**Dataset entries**
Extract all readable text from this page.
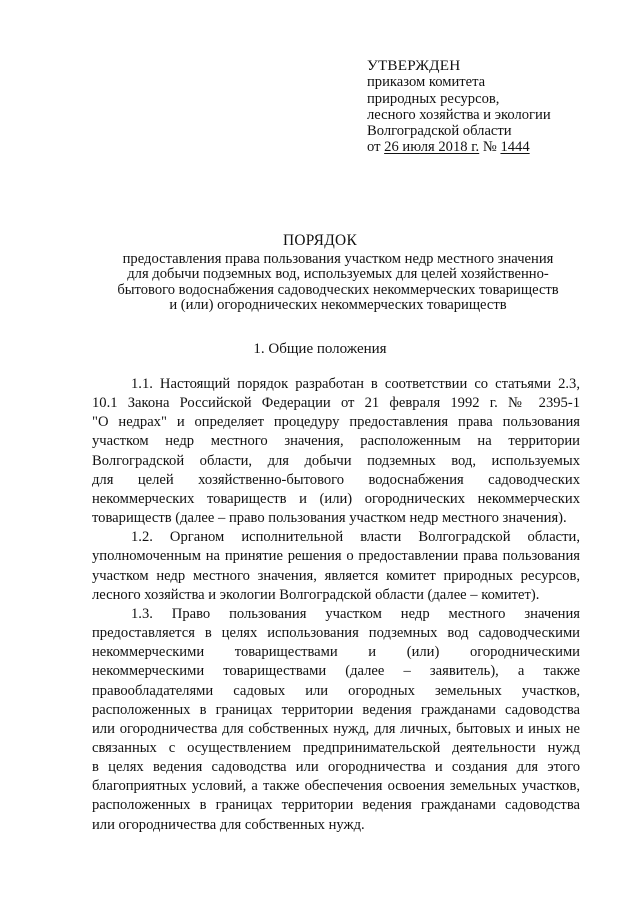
УТВЕРЖДЕН
приказом комитета
природных ресурсов,
лесного хозяйства и экологии
Волгоградской области
от 26 июля 2018 г. № 1444
ПОРЯДОК
предоставления права пользования участком недр местного значения
для добычи подземных вод, используемых для целей хозяйственно-
бытового водоснабжения садоводческих некоммерческих товариществ
и (или) огороднических некоммерческих товариществ
1. Общие положения
1.1. Настоящий порядок разработан в соответствии со статьями 2.3,
10.1 Закона Российской Федерации от 21 февраля 1992 г. № 2395-1
"О недрах" и определяет процедуру предоставления права пользования
участком недр местного значения, расположенным на территории
Волгоградской области, для добычи подземных вод, используемых
для целей хозяйственно-бытового водоснабжения садоводческих
некоммерческих товариществ и (или) огороднических некоммерческих
товариществ (далее – право пользования участком недр местного значения).
1.2. Органом исполнительной власти Волгоградской области,
уполномоченным на принятие решения о предоставлении права пользования
участком недр местного значения, является комитет природных ресурсов,
лесного хозяйства и экологии Волгоградской области (далее – комитет).
1.3. Право пользования участком недр местного значения
предоставляется в целях использования подземных вод садоводческими
некоммерческими товариществами и (или) огородническими
некоммерческими товариществами (далее – заявитель), а также
правообладателями садовых или огородных земельных участков,
расположенных в границах территории ведения гражданами садоводства
или огородничества для собственных нужд, для личных, бытовых и иных не
связанных с осуществлением предпринимательской деятельности нужд
в целях ведения садоводства или огородничества и создания для этого
благоприятных условий, а также обеспечения освоения земельных участков,
расположенных в границах территории ведения гражданами садоводства
или огородничества для собственных нужд.
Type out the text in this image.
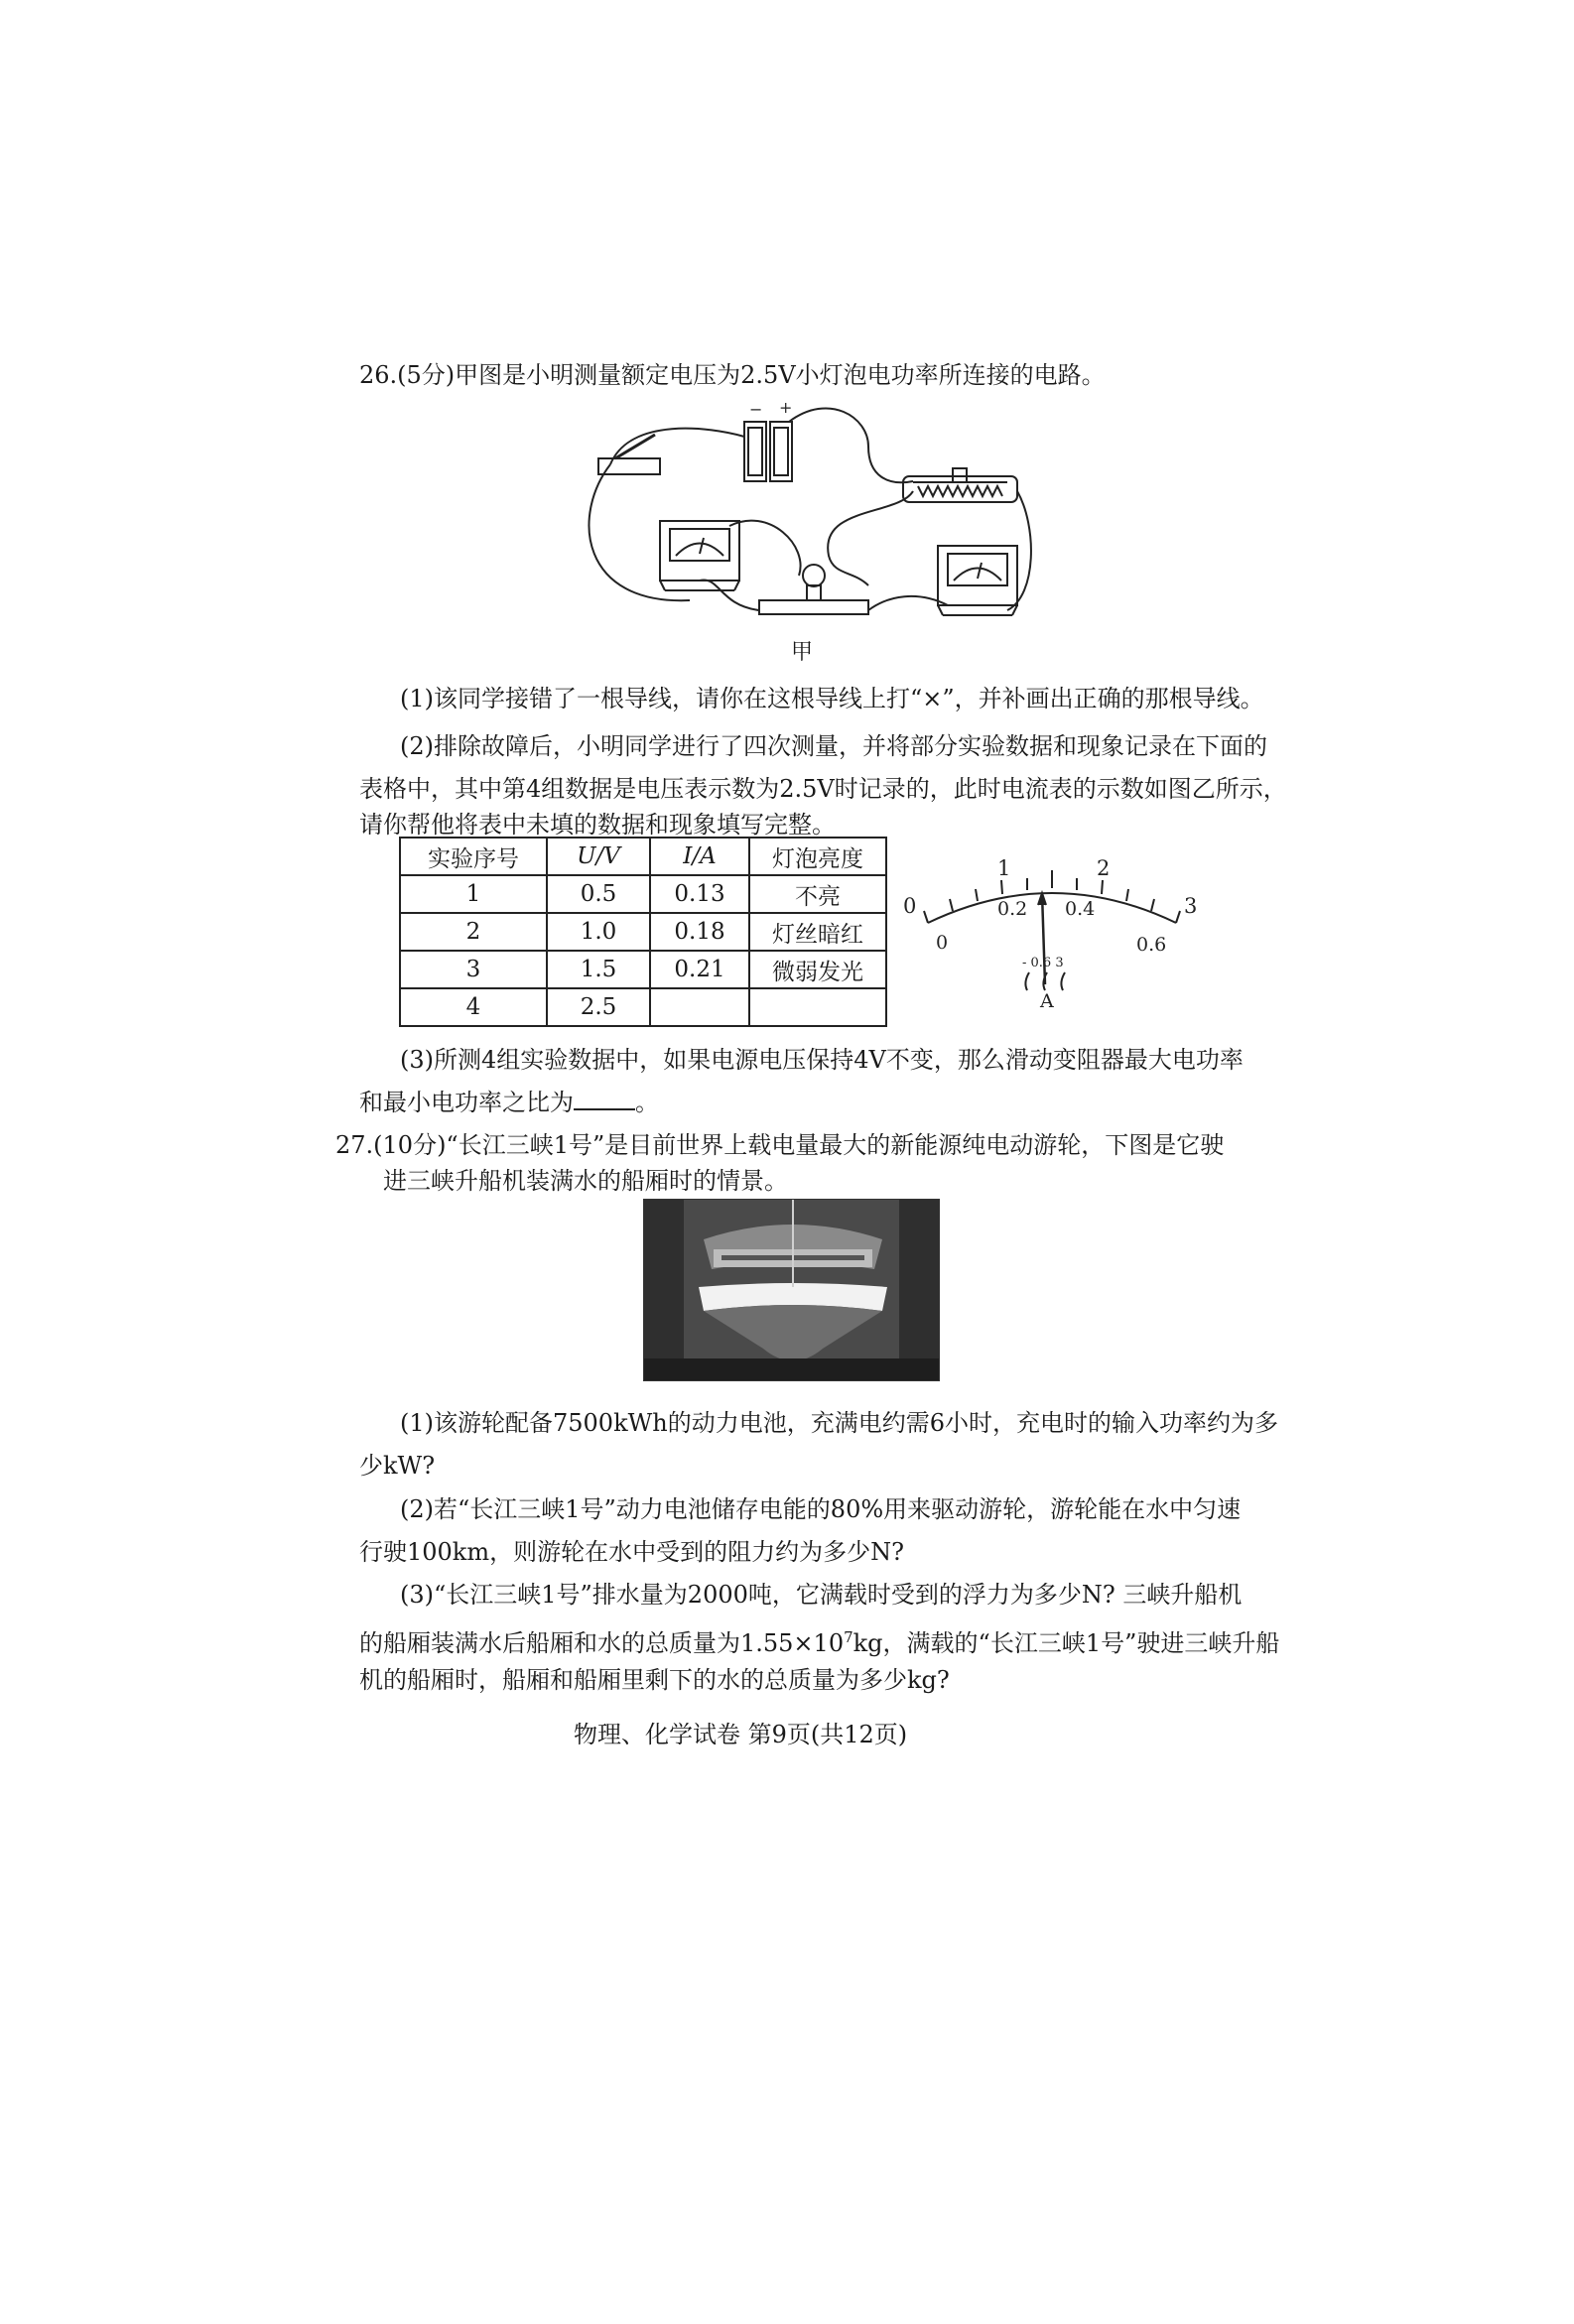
26.(5分)甲图是小明测量额定电压为2.5V小灯泡电功率所连接的电路。
− +
甲
(1)该同学接错了一根导线，请你在这根导线上打“×”，并补画出正确的那根导线。
(2)排除故障后，小明同学进行了四次测量，并将部分实验数据和现象记录在下面的
表格中，其中第4组数据是电压表示数为2.5V时记录的，此时电流表的示数如图乙所示，
请你帮他将表中未填的数据和现象填写完整。
实验序号	U/V	I/A	灯泡亮度
1	0.5	0.13	不亮
2	1.0	0.18	灯丝暗红
3	1.5	0.21	微弱发光
4	2.5		
0
1	2
3
0
0.2 0.4
0.6
- 0.6 3
A
(3)所测4组实验数据中，如果电源电压保持4V不变，那么滑动变阻器最大电功率
和最小电功率之比为	。
27.(10分)“长江三峡1号”是目前世界上载电量最大的新能源纯电动游轮，下图是它驶
进三峡升船机装满水的船厢时的情景。
(1)该游轮配备7500kWh的动力电池，充满电约需6小时，充电时的输入功率约为多
少kW?
(2)若“长江三峡1号”动力电池储存电能的80%用来驱动游轮，游轮能在水中匀速
行驶100km，则游轮在水中受到的阻力约为多少N?
(3)“长江三峡1号”排水量为2000吨，它满载时受到的浮力为多少N? 三峡升船机
的船厢装满水后船厢和水的总质量为$1.55\times 10^7kg$，满载的“长江三峡1号”驶进三峡升船
机的船厢时，船厢和船厢里剩下的水的总质量为多少kg?
物理、化学试卷 第9页(共12页)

**WHAT IS REQUIRED**
Find the string "подземных" in the listing and return every line that holds it.

**THE RESPONSE**
для добычи подземных вод, используемых для целей хозяйственно-
Волгоградской области, для добычи подземных вод, используемых
предоставляется в целях использования подземных вод садоводческими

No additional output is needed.